Task objective ->
Return the whole listing, keeping every character the same.

(Records from a collection of figures)
************

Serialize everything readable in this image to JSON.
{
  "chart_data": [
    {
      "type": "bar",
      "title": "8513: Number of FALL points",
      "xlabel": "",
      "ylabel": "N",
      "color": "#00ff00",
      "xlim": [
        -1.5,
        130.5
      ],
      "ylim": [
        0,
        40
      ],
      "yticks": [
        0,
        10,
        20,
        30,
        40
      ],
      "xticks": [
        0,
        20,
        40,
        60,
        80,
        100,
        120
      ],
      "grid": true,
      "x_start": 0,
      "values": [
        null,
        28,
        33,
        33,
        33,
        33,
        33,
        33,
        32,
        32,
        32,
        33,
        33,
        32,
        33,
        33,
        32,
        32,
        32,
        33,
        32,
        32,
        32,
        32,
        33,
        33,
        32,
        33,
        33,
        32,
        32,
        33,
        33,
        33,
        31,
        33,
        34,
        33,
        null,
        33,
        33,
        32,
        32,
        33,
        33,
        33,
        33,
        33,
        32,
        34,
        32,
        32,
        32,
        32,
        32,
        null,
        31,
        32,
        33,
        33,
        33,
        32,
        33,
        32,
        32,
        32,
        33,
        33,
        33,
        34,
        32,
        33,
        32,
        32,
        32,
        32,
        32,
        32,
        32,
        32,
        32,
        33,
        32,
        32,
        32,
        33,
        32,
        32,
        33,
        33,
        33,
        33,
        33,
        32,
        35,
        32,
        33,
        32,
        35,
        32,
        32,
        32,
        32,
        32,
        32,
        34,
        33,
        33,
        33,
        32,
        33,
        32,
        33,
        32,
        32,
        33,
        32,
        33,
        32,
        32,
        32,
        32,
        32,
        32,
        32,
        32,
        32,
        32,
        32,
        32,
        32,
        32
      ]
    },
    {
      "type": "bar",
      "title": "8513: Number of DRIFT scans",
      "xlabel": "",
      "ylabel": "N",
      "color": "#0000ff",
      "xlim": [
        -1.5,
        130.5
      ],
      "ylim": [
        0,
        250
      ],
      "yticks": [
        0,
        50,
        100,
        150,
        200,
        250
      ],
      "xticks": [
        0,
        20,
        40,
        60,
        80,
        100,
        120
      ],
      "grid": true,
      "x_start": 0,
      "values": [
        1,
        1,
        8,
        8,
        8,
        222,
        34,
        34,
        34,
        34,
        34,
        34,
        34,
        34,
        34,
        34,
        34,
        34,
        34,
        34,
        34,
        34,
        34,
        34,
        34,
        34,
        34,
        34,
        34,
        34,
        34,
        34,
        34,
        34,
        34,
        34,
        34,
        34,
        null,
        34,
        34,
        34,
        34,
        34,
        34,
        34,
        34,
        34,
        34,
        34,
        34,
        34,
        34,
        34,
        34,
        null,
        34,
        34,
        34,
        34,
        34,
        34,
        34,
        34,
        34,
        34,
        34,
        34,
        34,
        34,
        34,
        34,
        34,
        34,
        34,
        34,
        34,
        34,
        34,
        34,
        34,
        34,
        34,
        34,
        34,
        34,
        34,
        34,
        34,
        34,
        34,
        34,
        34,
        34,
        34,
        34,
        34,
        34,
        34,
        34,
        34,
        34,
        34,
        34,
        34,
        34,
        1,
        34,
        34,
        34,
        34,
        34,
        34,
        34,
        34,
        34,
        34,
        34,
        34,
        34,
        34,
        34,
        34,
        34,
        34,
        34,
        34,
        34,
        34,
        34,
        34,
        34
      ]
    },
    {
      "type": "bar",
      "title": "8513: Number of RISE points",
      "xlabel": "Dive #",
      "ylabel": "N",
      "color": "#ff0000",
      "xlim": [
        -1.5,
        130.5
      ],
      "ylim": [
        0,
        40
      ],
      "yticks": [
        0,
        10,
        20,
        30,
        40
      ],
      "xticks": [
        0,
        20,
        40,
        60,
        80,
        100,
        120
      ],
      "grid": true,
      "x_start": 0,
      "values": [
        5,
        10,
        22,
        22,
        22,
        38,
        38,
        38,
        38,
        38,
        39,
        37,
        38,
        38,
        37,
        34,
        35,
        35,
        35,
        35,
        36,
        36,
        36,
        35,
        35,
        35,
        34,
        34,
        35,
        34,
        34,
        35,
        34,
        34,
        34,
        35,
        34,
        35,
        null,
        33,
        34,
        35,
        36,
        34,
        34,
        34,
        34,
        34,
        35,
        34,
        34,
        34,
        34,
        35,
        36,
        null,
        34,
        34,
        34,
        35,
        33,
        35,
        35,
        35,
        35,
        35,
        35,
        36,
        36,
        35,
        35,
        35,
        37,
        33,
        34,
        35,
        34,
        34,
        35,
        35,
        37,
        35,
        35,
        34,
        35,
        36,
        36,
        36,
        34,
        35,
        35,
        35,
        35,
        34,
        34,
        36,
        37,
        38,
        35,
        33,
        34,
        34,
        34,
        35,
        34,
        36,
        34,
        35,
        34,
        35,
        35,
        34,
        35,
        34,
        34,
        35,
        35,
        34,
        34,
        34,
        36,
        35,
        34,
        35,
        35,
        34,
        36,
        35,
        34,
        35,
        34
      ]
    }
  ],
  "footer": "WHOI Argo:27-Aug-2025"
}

************

Reply to the task ->
Serialize everything readable in this image to JSON.
{
  "chart_data": [
    {
      "type": "bar",
      "title": "8513: Number of FALL points",
      "xlabel": "",
      "ylabel": "N",
      "color": "#00ff00",
      "xlim": [
        -1.5,
        130.5
      ],
      "ylim": [
        0,
        40
      ],
      "yticks": [
        0,
        10,
        20,
        30,
        40
      ],
      "xticks": [
        0,
        20,
        40,
        60,
        80,
        100,
        120
      ],
      "grid": true,
      "x_start": 0,
      "values": [
        null,
        28,
        33,
        33,
        33,
        33,
        33,
        33,
        32,
        32,
        32,
        33,
        33,
        32,
        33,
        33,
        32,
        32,
        32,
        33,
        32,
        32,
        32,
        32,
        33,
        33,
        32,
        33,
        33,
        32,
        32,
        33,
        33,
        33,
        31,
        33,
        34,
        33,
        null,
        33,
        33,
        32,
        32,
        33,
        33,
        33,
        33,
        33,
        32,
        34,
        32,
        32,
        32,
        32,
        32,
        null,
        31,
        32,
        33,
        33,
        33,
        32,
        33,
        32,
        32,
        32,
        33,
        33,
        33,
        34,
        32,
        33,
        32,
        32,
        32,
        32,
        32,
        32,
        32,
        32,
        32,
        33,
        32,
        32,
        32,
        33,
        32,
        32,
        33,
        33,
        33,
        33,
        33,
        32,
        35,
        32,
        33,
        32,
        35,
        32,
        32,
        32,
        32,
        32,
        32,
        34,
        33,
        33,
        33,
        32,
        33,
        32,
        33,
        32,
        32,
        33,
        32,
        33,
        32,
        32,
        32,
        32,
        32,
        32,
        32,
        32,
        32,
        32,
        32,
        32,
        32,
        32
      ]
    },
    {
      "type": "bar",
      "title": "8513: Number of DRIFT scans",
      "xlabel": "",
      "ylabel": "N",
      "color": "#0000ff",
      "xlim": [
        -1.5,
        130.5
      ],
      "ylim": [
        0,
        250
      ],
      "yticks": [
        0,
        50,
        100,
        150,
        200,
        250
      ],
      "xticks": [
        0,
        20,
        40,
        60,
        80,
        100,
        120
      ],
      "grid": true,
      "x_start": 0,
      "values": [
        1,
        1,
        8,
        8,
        8,
        222,
        34,
        34,
        34,
        34,
        34,
        34,
        34,
        34,
        34,
        34,
        34,
        34,
        34,
        34,
        34,
        34,
        34,
        34,
        34,
        34,
        34,
        34,
        34,
        34,
        34,
        34,
        34,
        34,
        34,
        34,
        34,
        34,
        null,
        34,
        34,
        34,
        34,
        34,
        34,
        34,
        34,
        34,
        34,
        34,
        34,
        34,
        34,
        34,
        34,
        null,
        34,
        34,
        34,
        34,
        34,
        34,
        34,
        34,
        34,
        34,
        34,
        34,
        34,
        34,
        34,
        34,
        34,
        34,
        34,
        34,
        34,
        34,
        34,
        34,
        34,
        34,
        34,
        34,
        34,
        34,
        34,
        34,
        34,
        34,
        34,
        34,
        34,
        34,
        34,
        34,
        34,
        34,
        34,
        34,
        34,
        34,
        34,
        34,
        34,
        34,
        1,
        34,
        34,
        34,
        34,
        34,
        34,
        34,
        34,
        34,
        34,
        34,
        34,
        34,
        34,
        34,
        34,
        34,
        34,
        34,
        34,
        34,
        34,
        34,
        34,
        34
      ]
    },
    {
      "type": "bar",
      "title": "8513: Number of RISE points",
      "xlabel": "Dive #",
      "ylabel": "N",
      "color": "#ff0000",
      "xlim": [
        -1.5,
        130.5
      ],
      "ylim": [
        0,
        40
      ],
      "yticks": [
        0,
        10,
        20,
        30,
        40
      ],
      "xticks": [
        0,
        20,
        40,
        60,
        80,
        100,
        120
      ],
      "grid": true,
      "x_start": 0,
      "values": [
        5,
        10,
        22,
        22,
        22,
        38,
        38,
        38,
        38,
        38,
        39,
        37,
        38,
        38,
        37,
        34,
        35,
        35,
        35,
        35,
        36,
        36,
        36,
        35,
        35,
        35,
        34,
        34,
        35,
        34,
        34,
        35,
        34,
        34,
        34,
        35,
        34,
        35,
        null,
        33,
        34,
        35,
        36,
        34,
        34,
        34,
        34,
        34,
        35,
        34,
        34,
        34,
        34,
        35,
        36,
        null,
        34,
        34,
        34,
        35,
        33,
        35,
        35,
        35,
        35,
        35,
        35,
        36,
        36,
        35,
        35,
        35,
        37,
        33,
        34,
        35,
        34,
        34,
        35,
        35,
        37,
        35,
        35,
        34,
        35,
        36,
        36,
        36,
        34,
        35,
        35,
        35,
        35,
        34,
        34,
        36,
        37,
        38,
        35,
        33,
        34,
        34,
        34,
        35,
        34,
        36,
        34,
        35,
        34,
        35,
        35,
        34,
        35,
        34,
        34,
        35,
        35,
        34,
        34,
        34,
        36,
        35,
        34,
        35,
        35,
        34,
        36,
        35,
        34,
        35,
        34
      ]
    }
  ],
  "footer": "WHOI Argo:27-Aug-2025"
}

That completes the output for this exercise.